Print, word for word, the part of the blog post below that begins at the words "On the Mail" and stops after "papers to Karl et al., 2015.".

# [PROVIDED PASSAGE]
::::::::::
Sunday, February 5, 2017

On the Mail on Sunday article on Karl et al., 2015

There is an "interesting" piece (use of quotes intentional) in the Mail on Sunday today around the Karl et al., 2015 Science paper.

There are a couple of relevant pieces arising from Victor Venema and Zeke Hausfather already available which cover most of the science aspects and are worth a read. I'm adding some thoughts because I worked for three and a bit years in the NOAA group responsible in the build-up to the Karl et al. paper (although I had left prior to that paper's preparation and publication). I have been involved in and am a co-author upon all relevant underlying papers to Karl et al., 2015.

The 'whistle blower' is John Bates who was not involved in any aspect of the work. NOAA's process is very stove-piped such that beyond seminars there is little dissemination of information across groups. John Bates never participated in any of the numerous technical meetings on the land or marine data I have participated in at NOAA NCEI either in person or remotely. This shows in his reputed (I am taking the journalist at their word that these are directly attributable quotes) mis-representation of the processes that actually occured. In some cases these mis-representations are publically verifiable.

I will go through a small selection of these in the order they appear in the piece:

1. 'Insisting on decisions and scientific choices that maximised warming and minised documentation'

Dr. Tom Karl was not personally involved at any stage of ERSSTv4 development, the ISTI databank development or the work on GHCN algorithm during my time at NOAA NCEI. At no point was any pressure bought to bear to make any scientific or technical choices. It was insisted that best practices be followed throughout. The GHCN homogenisation algorithm is fully available to the public and bug fixes documented. The ISTI databank has been led by NOAA NCEI but involved the work of many international scientists. The databank involves full provenance of all data and all processes and code are fully documented. The paper describing the databank was held by the journal for almost a year (accepted October 2013, published September 2014) to allow the additional NOAA internal review processes to complete. The ERSSTv4 analysis also has been published in no fewer than three papers. It also went through internal review and approval processes including a public beta release prior to its release which occurred prior to Karl et al., 2015.
::::::::::
# [EXTRACTED MATERIAL]
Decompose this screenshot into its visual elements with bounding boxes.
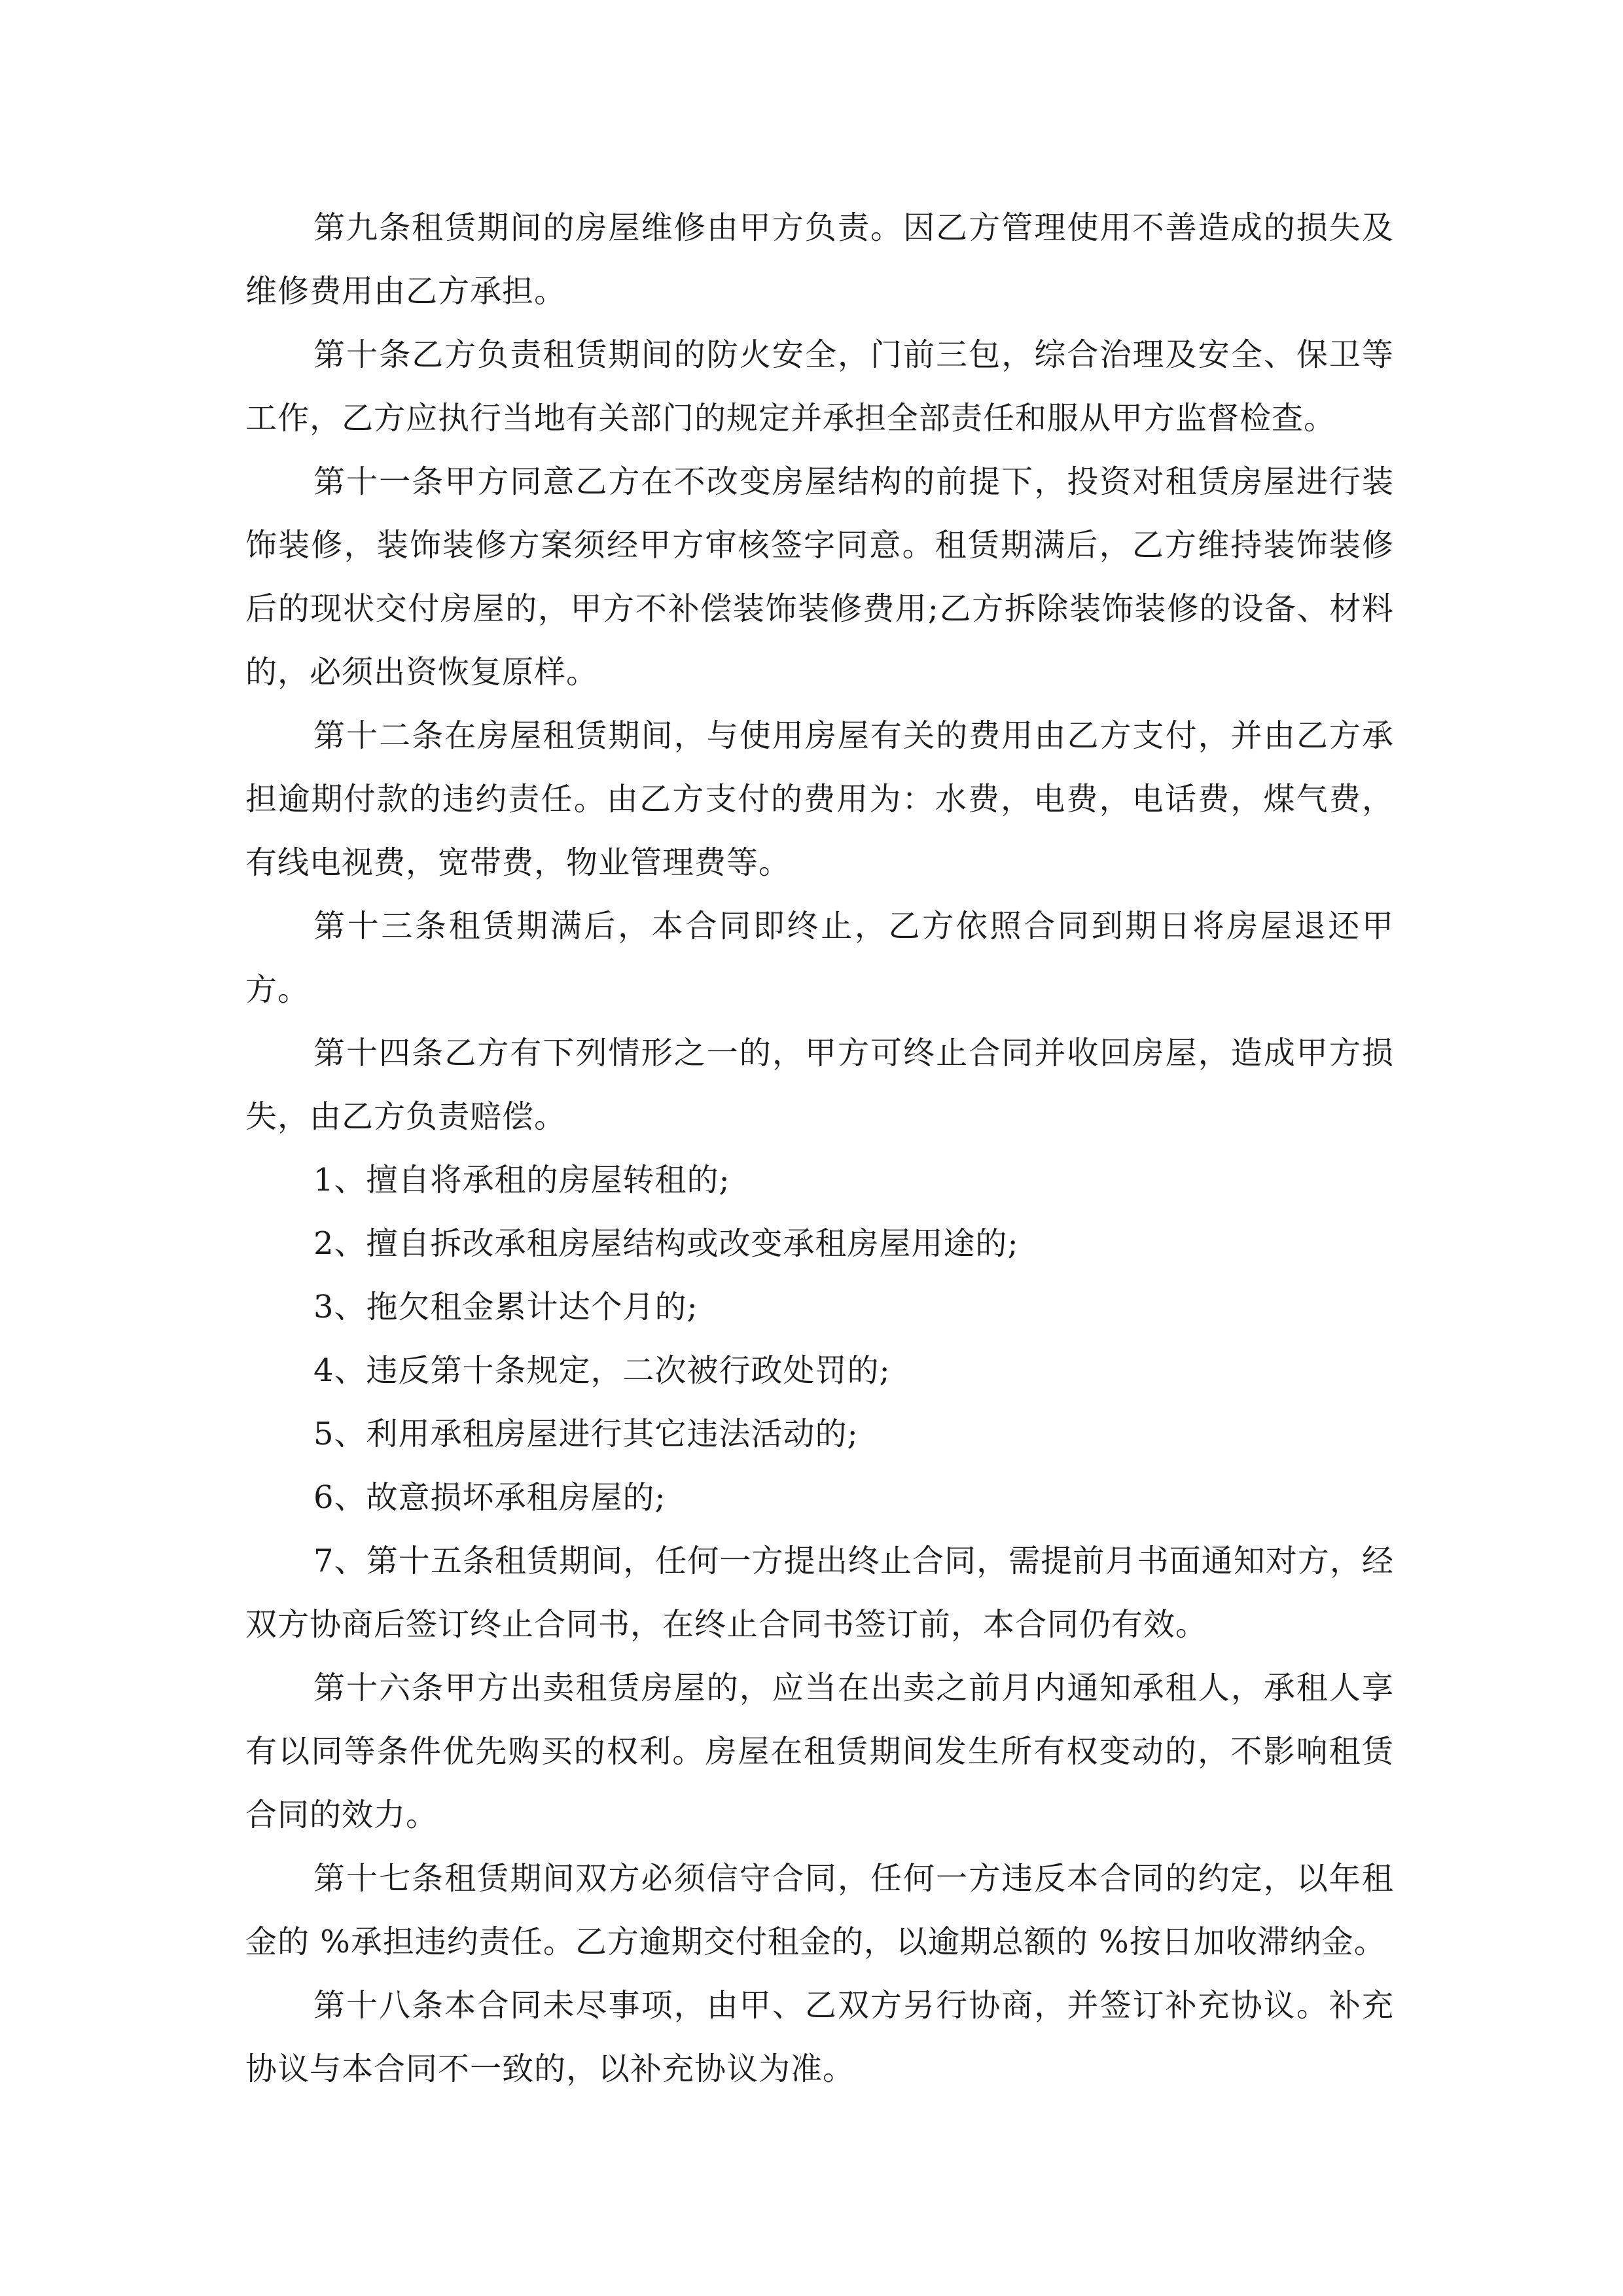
::::::::::
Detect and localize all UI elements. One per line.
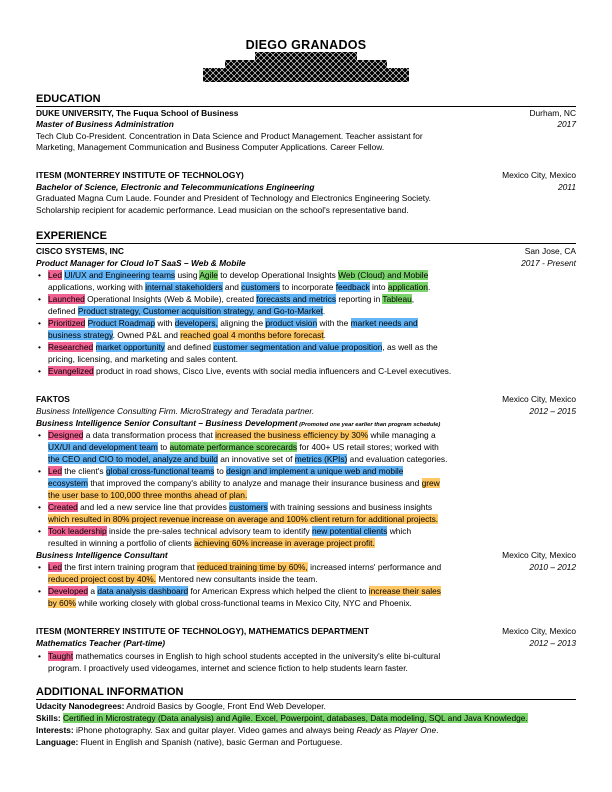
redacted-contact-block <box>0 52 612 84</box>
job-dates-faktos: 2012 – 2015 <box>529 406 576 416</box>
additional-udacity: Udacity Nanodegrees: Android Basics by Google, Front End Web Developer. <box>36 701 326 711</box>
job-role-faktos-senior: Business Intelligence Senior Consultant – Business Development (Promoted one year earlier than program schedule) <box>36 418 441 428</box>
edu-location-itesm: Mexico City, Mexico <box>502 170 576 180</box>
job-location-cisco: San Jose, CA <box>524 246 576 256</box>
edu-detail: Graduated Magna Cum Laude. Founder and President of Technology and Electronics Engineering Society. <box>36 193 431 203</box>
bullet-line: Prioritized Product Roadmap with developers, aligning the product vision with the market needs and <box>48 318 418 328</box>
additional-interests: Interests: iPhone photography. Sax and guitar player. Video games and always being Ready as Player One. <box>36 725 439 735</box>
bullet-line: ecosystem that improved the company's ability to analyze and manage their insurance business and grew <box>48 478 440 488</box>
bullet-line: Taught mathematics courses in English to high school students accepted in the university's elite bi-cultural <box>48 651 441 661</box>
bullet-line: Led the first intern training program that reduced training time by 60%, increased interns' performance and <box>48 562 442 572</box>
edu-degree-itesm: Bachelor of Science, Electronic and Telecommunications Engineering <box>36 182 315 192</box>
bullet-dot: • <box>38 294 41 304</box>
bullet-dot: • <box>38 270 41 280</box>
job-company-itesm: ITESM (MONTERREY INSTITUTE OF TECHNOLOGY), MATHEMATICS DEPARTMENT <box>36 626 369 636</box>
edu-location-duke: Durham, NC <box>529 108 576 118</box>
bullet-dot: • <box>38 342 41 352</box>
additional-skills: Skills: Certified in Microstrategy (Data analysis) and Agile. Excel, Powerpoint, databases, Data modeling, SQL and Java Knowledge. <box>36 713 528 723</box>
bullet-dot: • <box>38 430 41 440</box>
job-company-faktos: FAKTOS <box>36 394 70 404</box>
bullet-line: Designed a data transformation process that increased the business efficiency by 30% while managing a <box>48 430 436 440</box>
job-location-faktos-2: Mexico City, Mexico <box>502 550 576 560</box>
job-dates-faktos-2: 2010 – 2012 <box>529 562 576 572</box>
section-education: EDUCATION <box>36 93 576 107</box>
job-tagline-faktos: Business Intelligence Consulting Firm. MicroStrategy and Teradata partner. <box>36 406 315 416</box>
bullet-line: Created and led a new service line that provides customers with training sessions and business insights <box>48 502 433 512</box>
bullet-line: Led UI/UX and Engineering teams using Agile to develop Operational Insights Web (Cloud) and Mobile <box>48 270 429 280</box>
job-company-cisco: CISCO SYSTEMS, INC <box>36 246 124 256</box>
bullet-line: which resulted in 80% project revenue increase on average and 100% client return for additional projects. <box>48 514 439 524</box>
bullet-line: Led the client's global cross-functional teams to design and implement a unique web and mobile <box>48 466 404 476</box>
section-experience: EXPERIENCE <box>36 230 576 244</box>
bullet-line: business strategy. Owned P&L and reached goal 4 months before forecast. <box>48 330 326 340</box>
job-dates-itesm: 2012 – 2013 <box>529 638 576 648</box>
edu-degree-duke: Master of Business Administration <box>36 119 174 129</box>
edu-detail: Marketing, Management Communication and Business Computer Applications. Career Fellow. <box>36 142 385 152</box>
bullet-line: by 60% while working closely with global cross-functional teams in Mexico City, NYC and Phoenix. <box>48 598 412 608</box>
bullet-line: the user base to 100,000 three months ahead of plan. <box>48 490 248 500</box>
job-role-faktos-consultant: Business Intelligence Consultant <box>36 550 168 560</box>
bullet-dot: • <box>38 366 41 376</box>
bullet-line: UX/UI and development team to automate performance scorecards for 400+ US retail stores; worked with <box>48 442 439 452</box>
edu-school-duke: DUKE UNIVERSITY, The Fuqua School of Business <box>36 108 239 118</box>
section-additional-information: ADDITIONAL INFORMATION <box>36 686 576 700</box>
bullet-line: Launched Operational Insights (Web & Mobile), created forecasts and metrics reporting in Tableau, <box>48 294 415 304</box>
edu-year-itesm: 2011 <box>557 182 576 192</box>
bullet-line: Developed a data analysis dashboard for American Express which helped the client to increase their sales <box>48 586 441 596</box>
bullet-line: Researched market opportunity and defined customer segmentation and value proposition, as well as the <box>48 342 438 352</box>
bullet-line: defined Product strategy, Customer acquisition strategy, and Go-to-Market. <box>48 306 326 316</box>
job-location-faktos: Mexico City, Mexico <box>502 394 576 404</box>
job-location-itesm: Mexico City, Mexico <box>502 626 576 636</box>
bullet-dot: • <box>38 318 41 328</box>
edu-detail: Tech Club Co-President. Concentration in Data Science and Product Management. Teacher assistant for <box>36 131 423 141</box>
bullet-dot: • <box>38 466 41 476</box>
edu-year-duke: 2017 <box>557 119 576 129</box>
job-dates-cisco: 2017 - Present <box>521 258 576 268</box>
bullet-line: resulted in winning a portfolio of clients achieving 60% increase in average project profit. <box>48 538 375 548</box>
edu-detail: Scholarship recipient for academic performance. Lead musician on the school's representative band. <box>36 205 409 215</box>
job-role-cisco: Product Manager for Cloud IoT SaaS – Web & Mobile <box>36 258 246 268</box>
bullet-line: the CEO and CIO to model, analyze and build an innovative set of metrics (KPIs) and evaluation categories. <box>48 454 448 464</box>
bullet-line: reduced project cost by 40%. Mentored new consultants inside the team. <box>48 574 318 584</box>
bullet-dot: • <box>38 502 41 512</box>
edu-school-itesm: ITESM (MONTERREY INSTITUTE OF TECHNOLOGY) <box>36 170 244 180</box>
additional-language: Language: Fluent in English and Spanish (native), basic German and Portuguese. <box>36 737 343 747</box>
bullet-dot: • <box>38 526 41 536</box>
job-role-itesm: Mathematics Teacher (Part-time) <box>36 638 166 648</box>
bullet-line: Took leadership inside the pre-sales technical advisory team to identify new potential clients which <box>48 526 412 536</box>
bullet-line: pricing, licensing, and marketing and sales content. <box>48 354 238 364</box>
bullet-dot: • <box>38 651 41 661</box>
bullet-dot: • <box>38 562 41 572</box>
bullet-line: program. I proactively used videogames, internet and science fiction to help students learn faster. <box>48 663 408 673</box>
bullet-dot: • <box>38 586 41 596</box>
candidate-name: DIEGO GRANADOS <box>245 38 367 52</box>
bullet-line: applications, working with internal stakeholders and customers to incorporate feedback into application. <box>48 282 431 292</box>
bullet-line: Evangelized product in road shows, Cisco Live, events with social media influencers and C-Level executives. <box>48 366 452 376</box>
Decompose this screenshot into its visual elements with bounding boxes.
::::::::::
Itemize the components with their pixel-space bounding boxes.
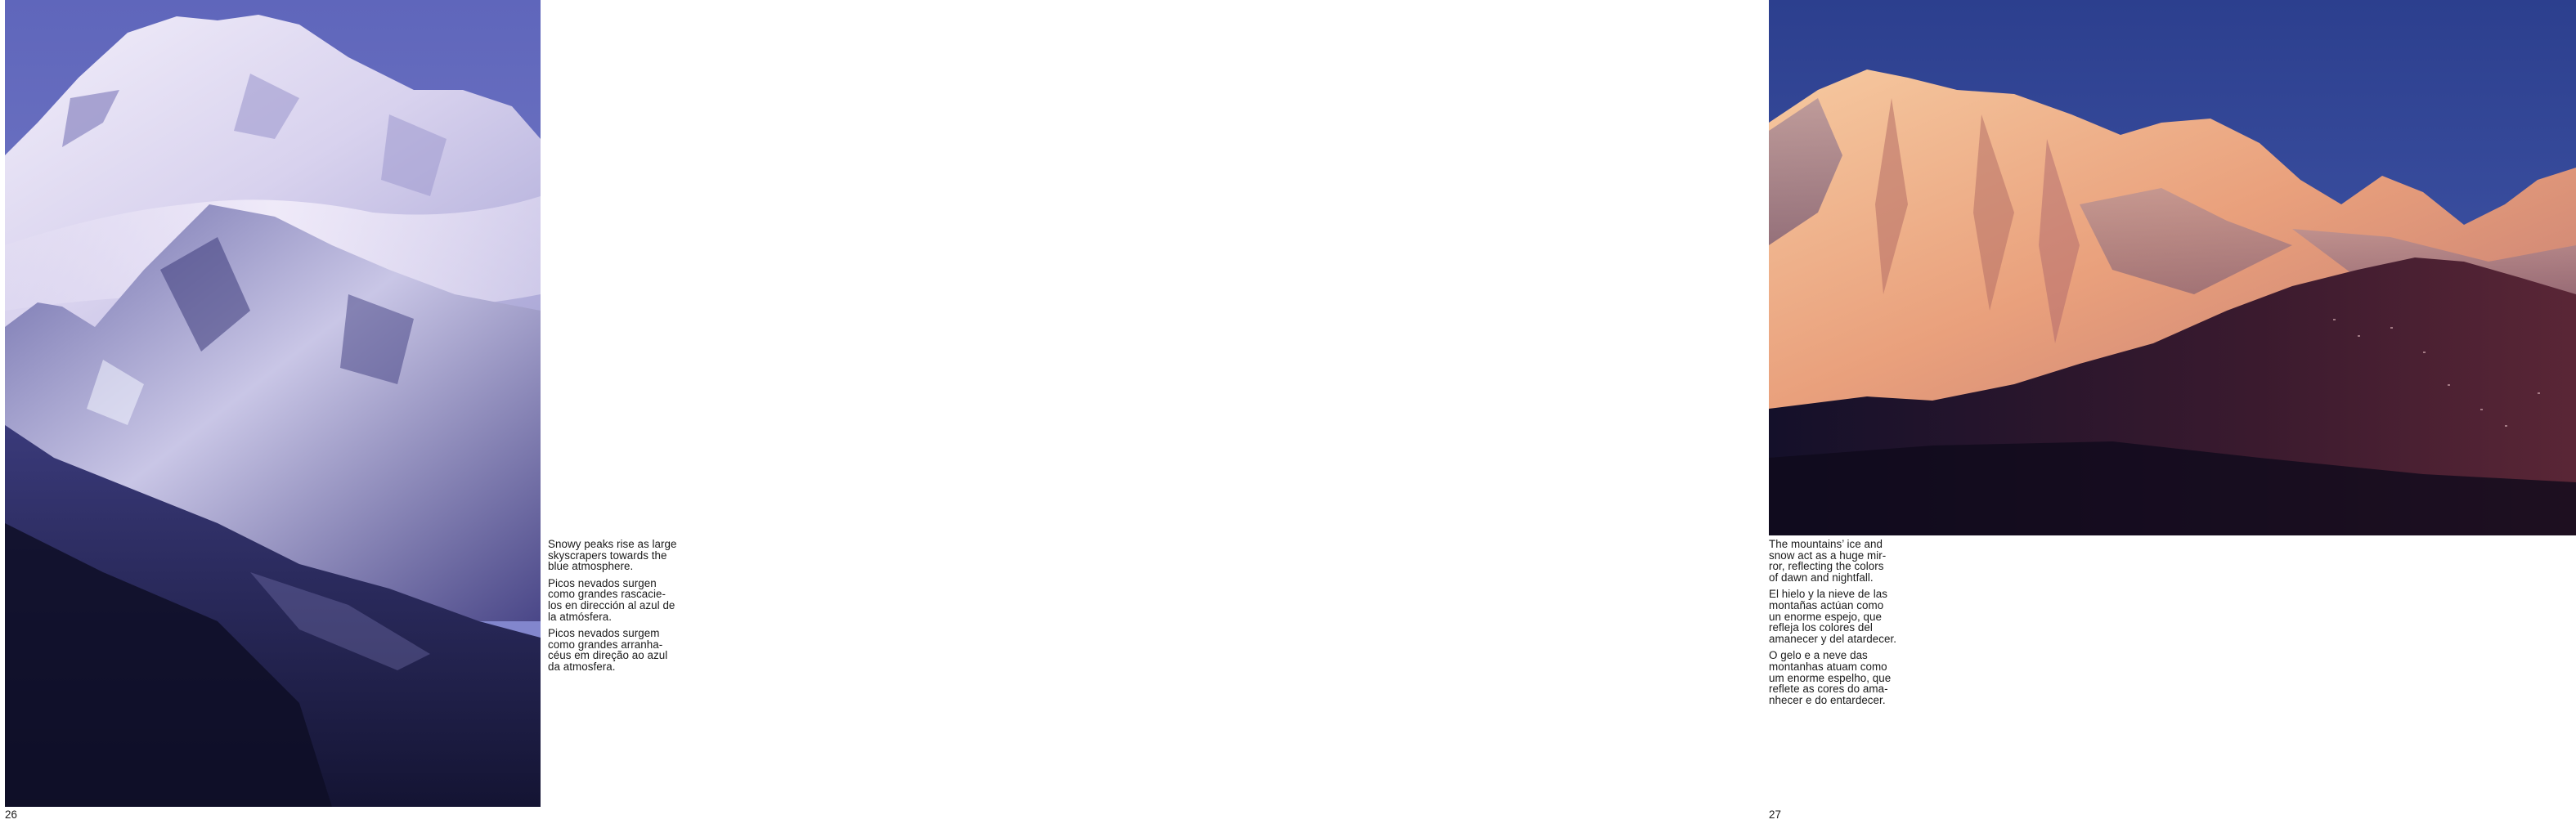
::::::::::
# [EXERCISE OUTPUT]
On the Mail on Sunday article on Karl et al., 2015

There is an "interesting" piece (use of quotes intentional) in the Mail on Sunday today around the Karl et al., 2015 Science paper.

There are a couple of relevant pieces arising from Victor Venema and Zeke Hausfather already available which cover most of the science aspects and are worth a read. I'm adding some thoughts because I worked for three and a bit years in the NOAA group responsible in the build-up to the Karl et al. paper (although I had left prior to that paper's preparation and publication). I have been involved in and am a co-author upon all relevant underlying papers to Karl et al., 2015.